## Start Listed entries

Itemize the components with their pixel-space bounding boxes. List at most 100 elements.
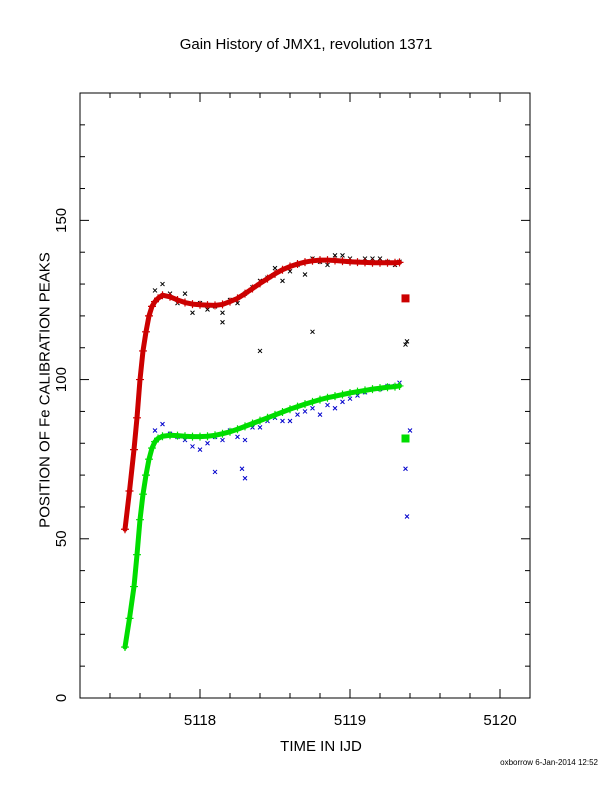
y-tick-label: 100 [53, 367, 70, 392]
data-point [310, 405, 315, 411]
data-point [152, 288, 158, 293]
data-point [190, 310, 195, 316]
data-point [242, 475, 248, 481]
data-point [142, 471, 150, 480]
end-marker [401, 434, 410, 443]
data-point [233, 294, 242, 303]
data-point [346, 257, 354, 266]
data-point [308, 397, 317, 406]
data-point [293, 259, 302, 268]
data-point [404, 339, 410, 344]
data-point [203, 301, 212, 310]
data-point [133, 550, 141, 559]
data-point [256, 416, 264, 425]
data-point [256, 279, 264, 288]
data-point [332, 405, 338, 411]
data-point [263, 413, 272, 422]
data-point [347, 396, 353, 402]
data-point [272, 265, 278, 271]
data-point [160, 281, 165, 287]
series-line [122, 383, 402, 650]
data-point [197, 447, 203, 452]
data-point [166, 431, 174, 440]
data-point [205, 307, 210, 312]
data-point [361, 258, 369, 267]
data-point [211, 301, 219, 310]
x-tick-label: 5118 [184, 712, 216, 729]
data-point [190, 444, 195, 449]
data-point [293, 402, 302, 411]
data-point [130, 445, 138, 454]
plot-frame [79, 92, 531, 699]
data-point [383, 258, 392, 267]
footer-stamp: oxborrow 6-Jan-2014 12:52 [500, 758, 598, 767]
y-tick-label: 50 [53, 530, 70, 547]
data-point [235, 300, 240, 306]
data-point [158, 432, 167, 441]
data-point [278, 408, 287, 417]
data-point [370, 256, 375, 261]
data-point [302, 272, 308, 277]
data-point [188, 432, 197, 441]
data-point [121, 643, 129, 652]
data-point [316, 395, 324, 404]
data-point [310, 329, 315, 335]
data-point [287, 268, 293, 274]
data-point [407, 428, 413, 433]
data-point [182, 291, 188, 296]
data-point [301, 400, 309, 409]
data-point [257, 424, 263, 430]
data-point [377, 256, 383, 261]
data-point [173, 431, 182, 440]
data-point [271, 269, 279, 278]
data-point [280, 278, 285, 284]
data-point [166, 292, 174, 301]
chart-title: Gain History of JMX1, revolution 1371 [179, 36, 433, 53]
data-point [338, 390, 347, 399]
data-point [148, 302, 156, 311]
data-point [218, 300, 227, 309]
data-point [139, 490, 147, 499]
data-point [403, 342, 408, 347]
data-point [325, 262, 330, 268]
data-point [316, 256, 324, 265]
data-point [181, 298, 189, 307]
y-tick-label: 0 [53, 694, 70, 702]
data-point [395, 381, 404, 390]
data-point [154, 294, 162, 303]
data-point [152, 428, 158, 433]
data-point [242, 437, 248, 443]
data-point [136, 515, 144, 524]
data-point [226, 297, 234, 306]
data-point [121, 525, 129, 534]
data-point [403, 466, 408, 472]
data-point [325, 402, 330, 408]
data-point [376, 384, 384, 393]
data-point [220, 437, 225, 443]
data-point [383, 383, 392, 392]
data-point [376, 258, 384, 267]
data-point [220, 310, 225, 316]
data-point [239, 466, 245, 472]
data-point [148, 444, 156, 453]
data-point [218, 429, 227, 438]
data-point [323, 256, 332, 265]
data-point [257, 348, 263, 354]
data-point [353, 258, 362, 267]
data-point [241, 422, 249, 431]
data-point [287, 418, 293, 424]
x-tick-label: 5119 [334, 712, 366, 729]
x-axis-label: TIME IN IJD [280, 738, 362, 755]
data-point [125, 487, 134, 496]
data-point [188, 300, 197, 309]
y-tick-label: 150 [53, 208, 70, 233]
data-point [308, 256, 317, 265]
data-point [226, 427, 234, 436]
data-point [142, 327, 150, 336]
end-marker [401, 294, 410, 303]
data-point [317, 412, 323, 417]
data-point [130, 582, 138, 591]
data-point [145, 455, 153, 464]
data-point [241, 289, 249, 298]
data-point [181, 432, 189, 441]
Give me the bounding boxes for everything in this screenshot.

## End Listed entries
## Start Listed entries

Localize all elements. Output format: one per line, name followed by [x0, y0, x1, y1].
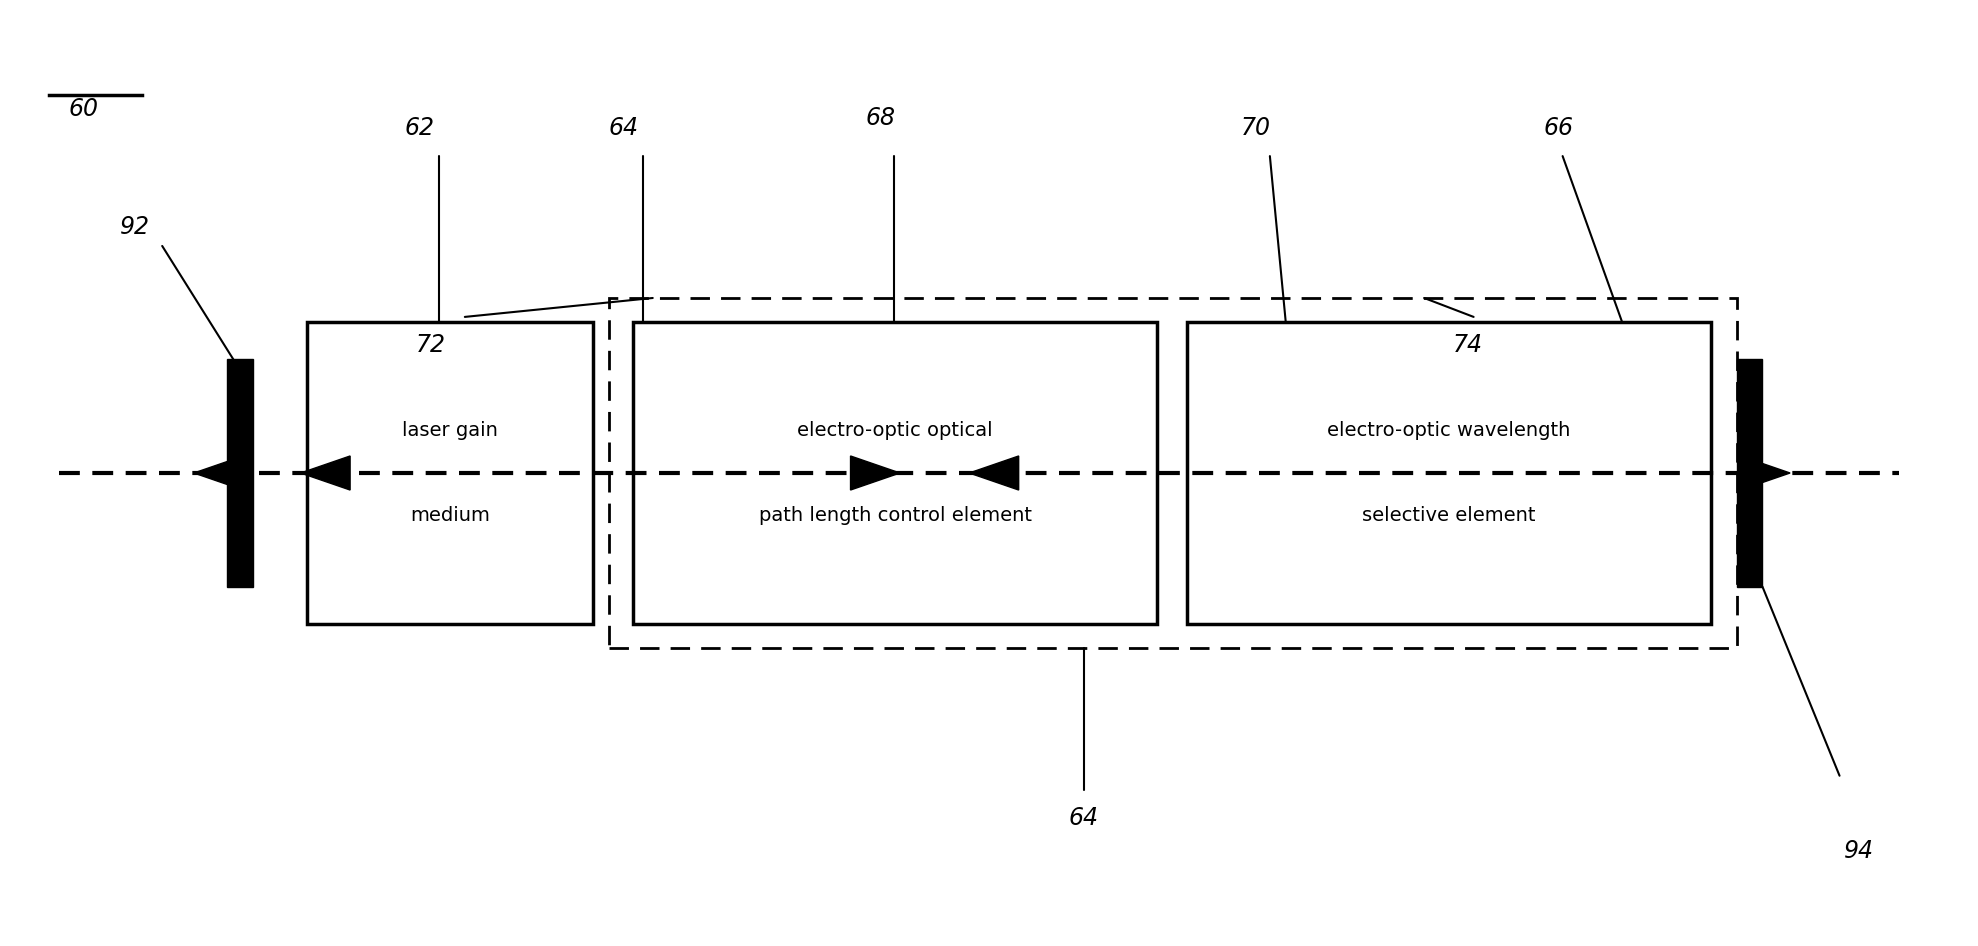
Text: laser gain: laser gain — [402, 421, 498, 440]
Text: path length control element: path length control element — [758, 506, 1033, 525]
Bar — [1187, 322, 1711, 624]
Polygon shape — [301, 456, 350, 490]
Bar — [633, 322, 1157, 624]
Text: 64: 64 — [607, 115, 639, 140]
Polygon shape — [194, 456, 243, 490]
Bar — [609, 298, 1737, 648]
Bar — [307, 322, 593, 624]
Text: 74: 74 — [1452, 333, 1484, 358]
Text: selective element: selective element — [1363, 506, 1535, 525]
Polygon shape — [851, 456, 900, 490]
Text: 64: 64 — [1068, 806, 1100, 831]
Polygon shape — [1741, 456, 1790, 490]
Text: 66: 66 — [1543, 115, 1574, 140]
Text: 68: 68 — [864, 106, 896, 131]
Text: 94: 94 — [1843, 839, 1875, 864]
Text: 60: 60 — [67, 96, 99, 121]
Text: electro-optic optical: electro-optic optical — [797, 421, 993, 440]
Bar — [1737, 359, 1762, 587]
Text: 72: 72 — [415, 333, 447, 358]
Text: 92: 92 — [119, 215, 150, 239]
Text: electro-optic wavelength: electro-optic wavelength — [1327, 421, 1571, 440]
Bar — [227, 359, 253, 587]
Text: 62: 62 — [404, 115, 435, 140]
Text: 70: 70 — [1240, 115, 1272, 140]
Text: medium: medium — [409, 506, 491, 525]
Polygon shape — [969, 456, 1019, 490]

## End Listed entries

▸ The request
Switch "end-marker" to "terminal-marker" in the material, starting at the line that contains "y-tick-label: 100 [53, 367, 70, 392]" and stopping after the line that contains "data-point [233, 294, 242, 303]". Return only those lines, with everything else left unchanged.

▸ Task solution
y-tick-label: 100 [53, 367, 70, 392]
data-point [310, 405, 315, 411]
data-point [152, 288, 158, 293]
data-point [190, 310, 195, 316]
data-point [242, 475, 248, 481]
data-point [142, 471, 150, 480]
terminal-marker [401, 434, 410, 443]
data-point [233, 294, 242, 303]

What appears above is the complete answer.